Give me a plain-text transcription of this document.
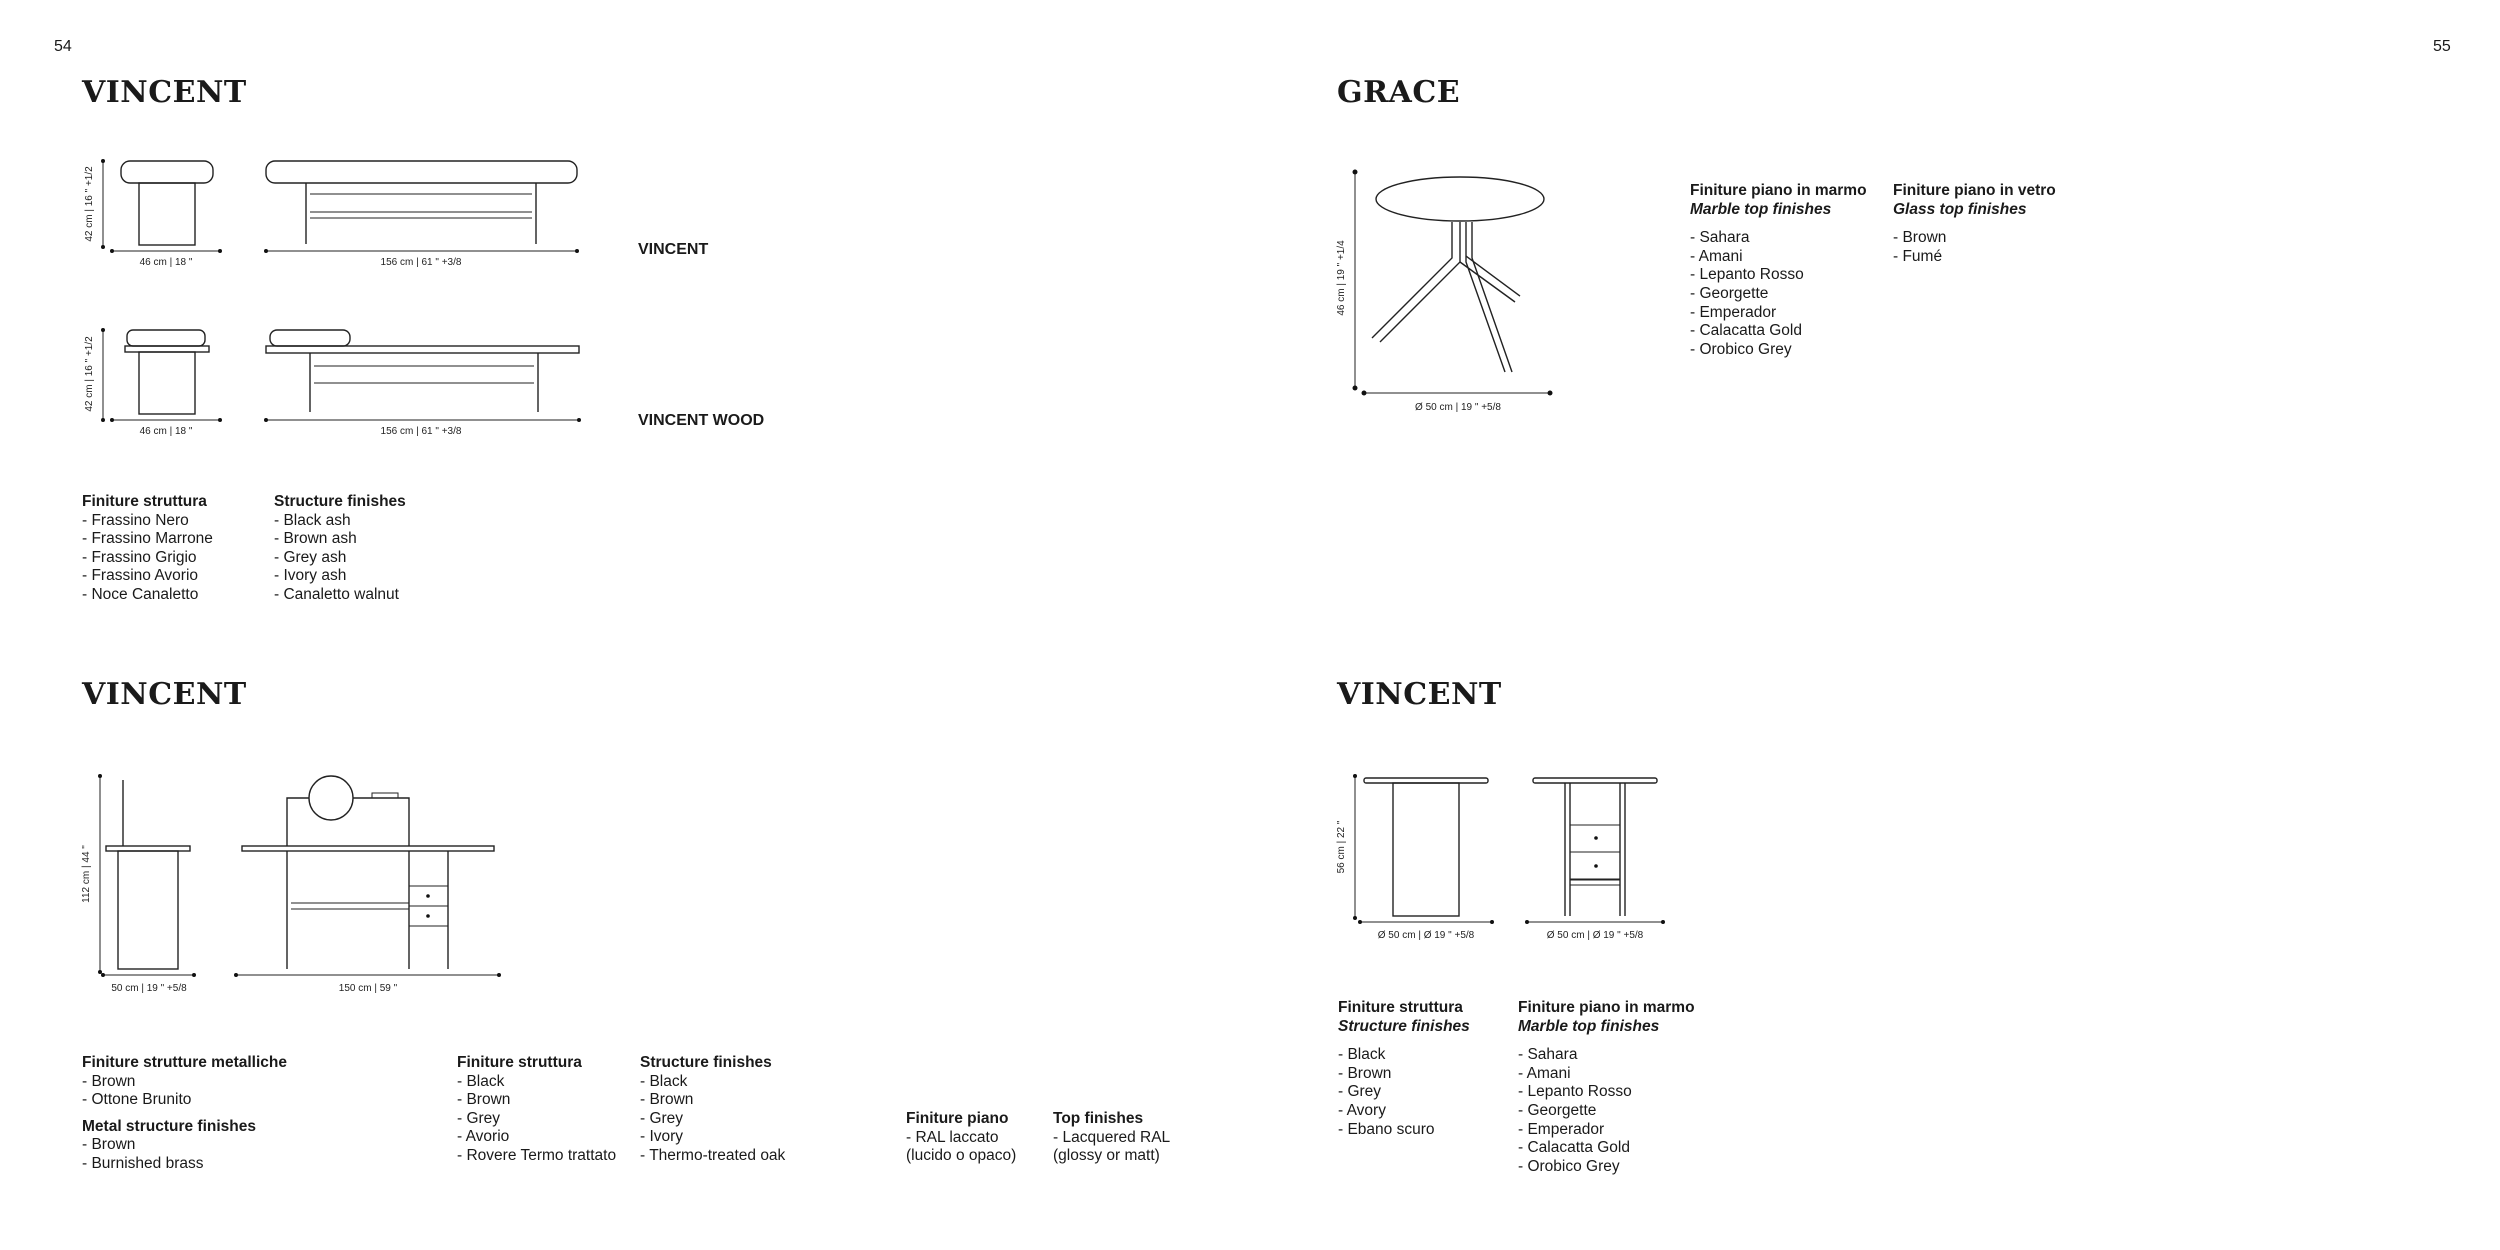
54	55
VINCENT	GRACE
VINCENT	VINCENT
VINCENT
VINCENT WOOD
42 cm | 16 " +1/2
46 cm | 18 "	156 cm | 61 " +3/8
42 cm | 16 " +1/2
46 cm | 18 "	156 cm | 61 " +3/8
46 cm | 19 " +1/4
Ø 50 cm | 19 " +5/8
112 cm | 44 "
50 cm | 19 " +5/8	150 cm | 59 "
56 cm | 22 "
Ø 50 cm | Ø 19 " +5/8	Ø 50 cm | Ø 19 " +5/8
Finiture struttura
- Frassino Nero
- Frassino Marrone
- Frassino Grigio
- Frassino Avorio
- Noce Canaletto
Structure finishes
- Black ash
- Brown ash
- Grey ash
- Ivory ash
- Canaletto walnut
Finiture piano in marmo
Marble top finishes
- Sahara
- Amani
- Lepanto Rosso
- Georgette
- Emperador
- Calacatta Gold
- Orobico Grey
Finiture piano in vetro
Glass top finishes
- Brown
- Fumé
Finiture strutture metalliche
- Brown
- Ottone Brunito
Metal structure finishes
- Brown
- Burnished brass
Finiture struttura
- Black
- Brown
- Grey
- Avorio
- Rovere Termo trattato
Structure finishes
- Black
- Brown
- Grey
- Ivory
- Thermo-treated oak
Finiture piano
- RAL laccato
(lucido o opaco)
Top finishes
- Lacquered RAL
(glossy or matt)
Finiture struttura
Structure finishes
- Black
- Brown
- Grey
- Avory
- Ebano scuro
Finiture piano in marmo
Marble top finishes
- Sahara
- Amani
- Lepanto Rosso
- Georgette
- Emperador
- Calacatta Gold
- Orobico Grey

(What you will do) Reproduce the material above in full, exactly, with no images.

(The answer)
Give me a plain-text transcription of this document.
54	55
VINCENT	GRACE
VINCENT	VINCENT
VINCENT
VINCENT WOOD
42 cm | 16 " +1/2
46 cm | 18 "	156 cm | 61 " +3/8
42 cm | 16 " +1/2
46 cm | 18 "	156 cm | 61 " +3/8
46 cm | 19 " +1/4
Ø 50 cm | 19 " +5/8
112 cm | 44 "
50 cm | 19 " +5/8	150 cm | 59 "
56 cm | 22 "
Ø 50 cm | Ø 19 " +5/8	Ø 50 cm | Ø 19 " +5/8
Finiture struttura
- Frassino Nero
- Frassino Marrone
- Frassino Grigio
- Frassino Avorio
- Noce Canaletto
Structure finishes
- Black ash
- Brown ash
- Grey ash
- Ivory ash
- Canaletto walnut
Finiture piano in marmo
Marble top finishes
- Sahara
- Amani
- Lepanto Rosso
- Georgette
- Emperador
- Calacatta Gold
- Orobico Grey
Finiture piano in vetro
Glass top finishes
- Brown
- Fumé
Finiture strutture metalliche
- Brown
- Ottone Brunito
Metal structure finishes
- Brown
- Burnished brass
Finiture struttura
- Black
- Brown
- Grey
- Avorio
- Rovere Termo trattato
Structure finishes
- Black
- Brown
- Grey
- Ivory
- Thermo-treated oak
Finiture piano
- RAL laccato
(lucido o opaco)
Top finishes
- Lacquered RAL
(glossy or matt)
Finiture struttura
Structure finishes
- Black
- Brown
- Grey
- Avory
- Ebano scuro
Finiture piano in marmo
Marble top finishes
- Sahara
- Amani
- Lepanto Rosso
- Georgette
- Emperador
- Calacatta Gold
- Orobico Grey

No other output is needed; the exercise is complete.